Problem requirements:
Restate the full listing word for word and leave the pictures out.

--- begin ---

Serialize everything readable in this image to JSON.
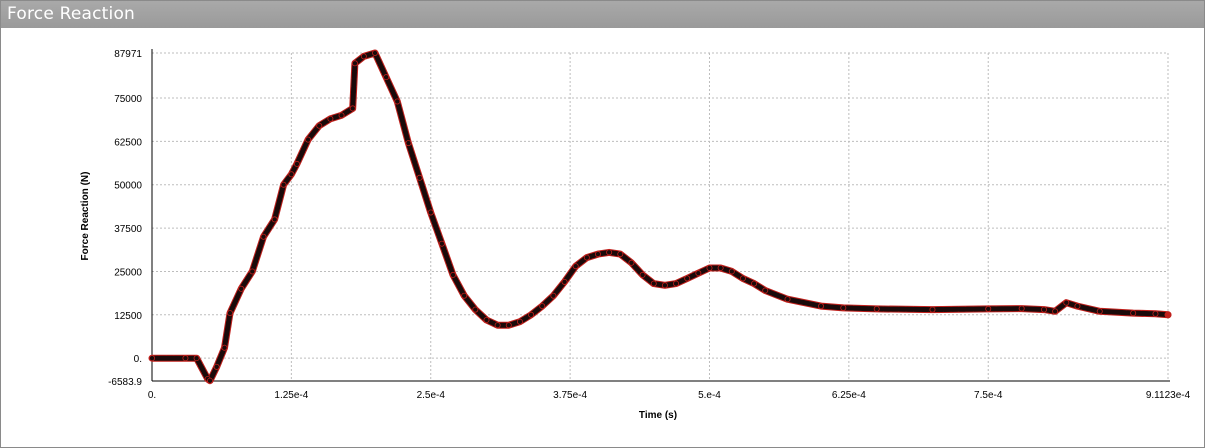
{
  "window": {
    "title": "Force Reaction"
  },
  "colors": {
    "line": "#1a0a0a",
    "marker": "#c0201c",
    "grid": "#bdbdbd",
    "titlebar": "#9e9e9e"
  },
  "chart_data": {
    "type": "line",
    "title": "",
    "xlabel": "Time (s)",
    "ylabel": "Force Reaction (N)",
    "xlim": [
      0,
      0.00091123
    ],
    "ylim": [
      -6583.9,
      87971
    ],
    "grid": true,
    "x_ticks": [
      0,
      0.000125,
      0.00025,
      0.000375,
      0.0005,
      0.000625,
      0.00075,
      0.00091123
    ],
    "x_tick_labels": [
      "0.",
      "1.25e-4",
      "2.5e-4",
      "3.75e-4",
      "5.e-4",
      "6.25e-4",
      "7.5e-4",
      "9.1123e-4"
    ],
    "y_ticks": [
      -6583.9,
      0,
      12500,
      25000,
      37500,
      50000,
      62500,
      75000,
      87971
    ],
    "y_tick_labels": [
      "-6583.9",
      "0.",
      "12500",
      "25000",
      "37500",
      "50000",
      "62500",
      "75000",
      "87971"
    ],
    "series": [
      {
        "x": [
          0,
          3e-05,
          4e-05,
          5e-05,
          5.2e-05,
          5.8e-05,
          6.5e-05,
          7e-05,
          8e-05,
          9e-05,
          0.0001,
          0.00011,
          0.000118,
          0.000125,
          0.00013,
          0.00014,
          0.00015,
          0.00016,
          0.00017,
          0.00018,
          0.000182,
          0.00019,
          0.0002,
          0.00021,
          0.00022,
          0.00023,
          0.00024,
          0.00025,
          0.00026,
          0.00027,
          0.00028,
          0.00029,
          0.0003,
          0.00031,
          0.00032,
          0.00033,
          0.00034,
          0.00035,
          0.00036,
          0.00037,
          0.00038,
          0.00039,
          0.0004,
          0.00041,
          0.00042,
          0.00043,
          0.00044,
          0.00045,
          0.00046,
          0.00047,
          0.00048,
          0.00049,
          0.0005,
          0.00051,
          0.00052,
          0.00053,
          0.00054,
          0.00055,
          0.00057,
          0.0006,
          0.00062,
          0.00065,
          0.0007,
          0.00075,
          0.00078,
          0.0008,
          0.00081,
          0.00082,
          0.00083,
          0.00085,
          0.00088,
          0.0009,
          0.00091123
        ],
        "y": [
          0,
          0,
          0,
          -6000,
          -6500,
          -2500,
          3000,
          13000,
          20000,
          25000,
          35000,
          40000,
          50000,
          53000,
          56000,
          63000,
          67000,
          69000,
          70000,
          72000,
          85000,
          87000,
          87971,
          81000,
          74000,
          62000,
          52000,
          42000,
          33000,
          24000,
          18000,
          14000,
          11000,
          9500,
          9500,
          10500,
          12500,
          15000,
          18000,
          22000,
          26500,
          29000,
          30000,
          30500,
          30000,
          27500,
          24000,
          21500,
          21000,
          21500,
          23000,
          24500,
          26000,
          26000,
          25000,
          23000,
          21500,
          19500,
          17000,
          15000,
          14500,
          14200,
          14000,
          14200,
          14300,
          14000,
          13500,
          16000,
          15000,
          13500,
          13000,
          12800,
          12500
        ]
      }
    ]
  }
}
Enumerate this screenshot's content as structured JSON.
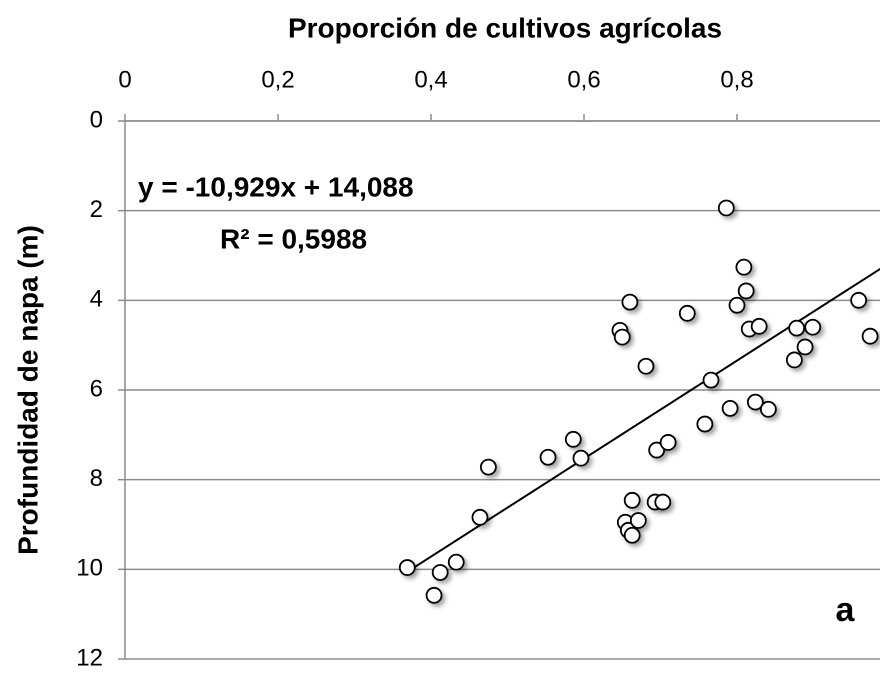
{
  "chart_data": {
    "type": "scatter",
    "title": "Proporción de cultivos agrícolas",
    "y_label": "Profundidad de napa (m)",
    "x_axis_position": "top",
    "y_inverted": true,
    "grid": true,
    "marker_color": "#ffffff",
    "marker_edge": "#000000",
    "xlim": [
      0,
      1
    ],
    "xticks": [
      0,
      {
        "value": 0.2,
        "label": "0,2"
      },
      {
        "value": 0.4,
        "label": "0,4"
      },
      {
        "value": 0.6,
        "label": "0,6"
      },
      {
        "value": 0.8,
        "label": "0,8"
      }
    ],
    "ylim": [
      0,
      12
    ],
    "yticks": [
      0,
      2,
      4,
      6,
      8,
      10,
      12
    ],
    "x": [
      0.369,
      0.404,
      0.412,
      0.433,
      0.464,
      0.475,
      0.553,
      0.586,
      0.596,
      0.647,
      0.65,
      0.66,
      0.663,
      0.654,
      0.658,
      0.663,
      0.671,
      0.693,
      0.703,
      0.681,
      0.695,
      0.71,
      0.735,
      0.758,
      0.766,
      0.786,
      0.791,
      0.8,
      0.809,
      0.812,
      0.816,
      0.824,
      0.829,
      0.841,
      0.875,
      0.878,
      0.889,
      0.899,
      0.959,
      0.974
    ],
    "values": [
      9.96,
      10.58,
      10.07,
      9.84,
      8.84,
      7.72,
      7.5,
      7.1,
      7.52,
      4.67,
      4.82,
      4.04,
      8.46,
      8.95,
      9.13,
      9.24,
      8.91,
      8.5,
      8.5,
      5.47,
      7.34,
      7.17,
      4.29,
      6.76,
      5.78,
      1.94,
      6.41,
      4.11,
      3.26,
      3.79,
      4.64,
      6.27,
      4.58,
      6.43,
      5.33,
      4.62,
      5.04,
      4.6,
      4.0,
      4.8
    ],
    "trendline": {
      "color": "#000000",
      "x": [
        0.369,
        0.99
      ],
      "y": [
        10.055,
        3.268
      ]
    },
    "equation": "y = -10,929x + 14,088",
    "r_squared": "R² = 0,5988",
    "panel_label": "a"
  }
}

--- end ---

Written answer:
Serialize everything readable in this image to JSON.
{
  "window": {
    "title": "Force Reaction"
  },
  "colors": {
    "line": "#1a0a0a",
    "marker": "#c0201c",
    "grid": "#bdbdbd",
    "titlebar": "#9e9e9e"
  },
  "chart_data": {
    "type": "line",
    "title": "",
    "xlabel": "Time (s)",
    "ylabel": "Force Reaction (N)",
    "xlim": [
      0,
      0.00091123
    ],
    "ylim": [
      -6583.9,
      87971
    ],
    "grid": true,
    "x_ticks": [
      0,
      0.000125,
      0.00025,
      0.000375,
      0.0005,
      0.000625,
      0.00075,
      0.00091123
    ],
    "x_tick_labels": [
      "0.",
      "1.25e-4",
      "2.5e-4",
      "3.75e-4",
      "5.e-4",
      "6.25e-4",
      "7.5e-4",
      "9.1123e-4"
    ],
    "y_ticks": [
      -6583.9,
      0,
      12500,
      25000,
      37500,
      50000,
      62500,
      75000,
      87971
    ],
    "y_tick_labels": [
      "-6583.9",
      "0.",
      "12500",
      "25000",
      "37500",
      "50000",
      "62500",
      "75000",
      "87971"
    ],
    "series": [
      {
        "x": [
          0,
          3e-05,
          4e-05,
          5e-05,
          5.2e-05,
          5.8e-05,
          6.5e-05,
          7e-05,
          8e-05,
          9e-05,
          0.0001,
          0.00011,
          0.000118,
          0.000125,
          0.00013,
          0.00014,
          0.00015,
          0.00016,
          0.00017,
          0.00018,
          0.000182,
          0.00019,
          0.0002,
          0.00021,
          0.00022,
          0.00023,
          0.00024,
          0.00025,
          0.00026,
          0.00027,
          0.00028,
          0.00029,
          0.0003,
          0.00031,
          0.00032,
          0.00033,
          0.00034,
          0.00035,
          0.00036,
          0.00037,
          0.00038,
          0.00039,
          0.0004,
          0.00041,
          0.00042,
          0.00043,
          0.00044,
          0.00045,
          0.00046,
          0.00047,
          0.00048,
          0.00049,
          0.0005,
          0.00051,
          0.00052,
          0.00053,
          0.00054,
          0.00055,
          0.00057,
          0.0006,
          0.00062,
          0.00065,
          0.0007,
          0.00075,
          0.00078,
          0.0008,
          0.00081,
          0.00082,
          0.00083,
          0.00085,
          0.00088,
          0.0009,
          0.00091123
        ],
        "y": [
          0,
          0,
          0,
          -6000,
          -6500,
          -2500,
          3000,
          13000,
          20000,
          25000,
          35000,
          40000,
          50000,
          53000,
          56000,
          63000,
          67000,
          69000,
          70000,
          72000,
          85000,
          87000,
          87971,
          81000,
          74000,
          62000,
          52000,
          42000,
          33000,
          24000,
          18000,
          14000,
          11000,
          9500,
          9500,
          10500,
          12500,
          15000,
          18000,
          22000,
          26500,
          29000,
          30000,
          30500,
          30000,
          27500,
          24000,
          21500,
          21000,
          21500,
          23000,
          24500,
          26000,
          26000,
          25000,
          23000,
          21500,
          19500,
          17000,
          15000,
          14500,
          14200,
          14000,
          14200,
          14300,
          14000,
          13500,
          16000,
          15000,
          13500,
          13000,
          12800,
          12500
        ]
      }
    ]
  }
}
Enumerate this screenshot's content as structured JSON.
{
  "chart_data": {
    "type": "scatter",
    "title": "Proporción de cultivos agrícolas",
    "y_label": "Profundidad de napa (m)",
    "x_axis_position": "top",
    "y_inverted": true,
    "grid": true,
    "marker_color": "#ffffff",
    "marker_edge": "#000000",
    "xlim": [
      0,
      1
    ],
    "xticks": [
      0,
      {
        "value": 0.2,
        "label": "0,2"
      },
      {
        "value": 0.4,
        "label": "0,4"
      },
      {
        "value": 0.6,
        "label": "0,6"
      },
      {
        "value": 0.8,
        "label": "0,8"
      }
    ],
    "ylim": [
      0,
      12
    ],
    "yticks": [
      0,
      2,
      4,
      6,
      8,
      10,
      12
    ],
    "x": [
      0.369,
      0.404,
      0.412,
      0.433,
      0.464,
      0.475,
      0.553,
      0.586,
      0.596,
      0.647,
      0.65,
      0.66,
      0.663,
      0.654,
      0.658,
      0.663,
      0.671,
      0.693,
      0.703,
      0.681,
      0.695,
      0.71,
      0.735,
      0.758,
      0.766,
      0.786,
      0.791,
      0.8,
      0.809,
      0.812,
      0.816,
      0.824,
      0.829,
      0.841,
      0.875,
      0.878,
      0.889,
      0.899,
      0.959,
      0.974
    ],
    "values": [
      9.96,
      10.58,
      10.07,
      9.84,
      8.84,
      7.72,
      7.5,
      7.1,
      7.52,
      4.67,
      4.82,
      4.04,
      8.46,
      8.95,
      9.13,
      9.24,
      8.91,
      8.5,
      8.5,
      5.47,
      7.34,
      7.17,
      4.29,
      6.76,
      5.78,
      1.94,
      6.41,
      4.11,
      3.26,
      3.79,
      4.64,
      6.27,
      4.58,
      6.43,
      5.33,
      4.62,
      5.04,
      4.6,
      4.0,
      4.8
    ],
    "trendline": {
      "color": "#000000",
      "x": [
        0.369,
        0.99
      ],
      "y": [
        10.055,
        3.268
      ]
    },
    "equation": "y = -10,929x + 14,088",
    "r_squared": "R² = 0,5988",
    "panel_label": "a"
  }
}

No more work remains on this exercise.